▶ [WORK TO COMPLETE] Write out all lines holding the word "Årsavgifter".

-- start MATERIALS PROVIDED --

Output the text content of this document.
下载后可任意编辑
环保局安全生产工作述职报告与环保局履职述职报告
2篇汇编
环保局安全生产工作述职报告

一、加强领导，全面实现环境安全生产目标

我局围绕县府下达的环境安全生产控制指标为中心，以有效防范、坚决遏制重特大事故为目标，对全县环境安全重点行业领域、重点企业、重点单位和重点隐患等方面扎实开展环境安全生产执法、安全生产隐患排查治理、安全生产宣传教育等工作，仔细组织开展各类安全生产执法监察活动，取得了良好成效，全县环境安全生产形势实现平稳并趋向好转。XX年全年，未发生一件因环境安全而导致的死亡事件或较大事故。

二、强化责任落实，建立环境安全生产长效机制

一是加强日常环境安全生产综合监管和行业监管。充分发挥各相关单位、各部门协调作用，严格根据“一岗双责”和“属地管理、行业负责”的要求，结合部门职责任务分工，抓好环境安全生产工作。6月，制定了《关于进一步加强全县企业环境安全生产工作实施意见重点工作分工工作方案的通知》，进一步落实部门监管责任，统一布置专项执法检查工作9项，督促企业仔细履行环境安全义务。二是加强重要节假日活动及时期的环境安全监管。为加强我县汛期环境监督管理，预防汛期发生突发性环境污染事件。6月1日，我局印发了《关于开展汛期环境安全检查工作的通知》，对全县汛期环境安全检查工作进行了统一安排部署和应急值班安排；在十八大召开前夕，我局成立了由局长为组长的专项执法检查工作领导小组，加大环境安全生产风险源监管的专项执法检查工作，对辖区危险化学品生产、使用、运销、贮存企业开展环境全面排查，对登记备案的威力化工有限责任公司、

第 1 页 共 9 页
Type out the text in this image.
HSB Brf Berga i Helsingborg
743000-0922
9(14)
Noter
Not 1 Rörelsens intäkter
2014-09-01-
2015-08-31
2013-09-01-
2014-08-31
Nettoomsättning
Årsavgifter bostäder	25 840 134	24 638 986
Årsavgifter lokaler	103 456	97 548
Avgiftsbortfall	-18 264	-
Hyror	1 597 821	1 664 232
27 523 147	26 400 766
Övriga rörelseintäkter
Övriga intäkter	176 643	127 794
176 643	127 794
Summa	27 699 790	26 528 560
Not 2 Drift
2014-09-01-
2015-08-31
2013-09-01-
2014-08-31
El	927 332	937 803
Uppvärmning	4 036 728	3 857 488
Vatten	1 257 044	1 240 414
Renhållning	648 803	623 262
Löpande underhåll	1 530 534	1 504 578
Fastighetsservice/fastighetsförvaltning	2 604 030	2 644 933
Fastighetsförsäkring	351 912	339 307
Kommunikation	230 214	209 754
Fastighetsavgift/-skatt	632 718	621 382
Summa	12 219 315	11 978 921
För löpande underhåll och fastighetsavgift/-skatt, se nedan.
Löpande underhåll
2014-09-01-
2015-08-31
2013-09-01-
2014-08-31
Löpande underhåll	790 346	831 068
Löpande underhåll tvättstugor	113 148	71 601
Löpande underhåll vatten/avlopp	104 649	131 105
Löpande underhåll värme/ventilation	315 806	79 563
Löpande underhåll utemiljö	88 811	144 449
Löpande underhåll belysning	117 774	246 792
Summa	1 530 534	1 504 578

-- end MATERIALS PROVIDED --

▶ [COMPLETED EXERCISE]
Årsavgifter bostäder	25 840 134	24 638 986
Årsavgifter lokaler	103 456	97 548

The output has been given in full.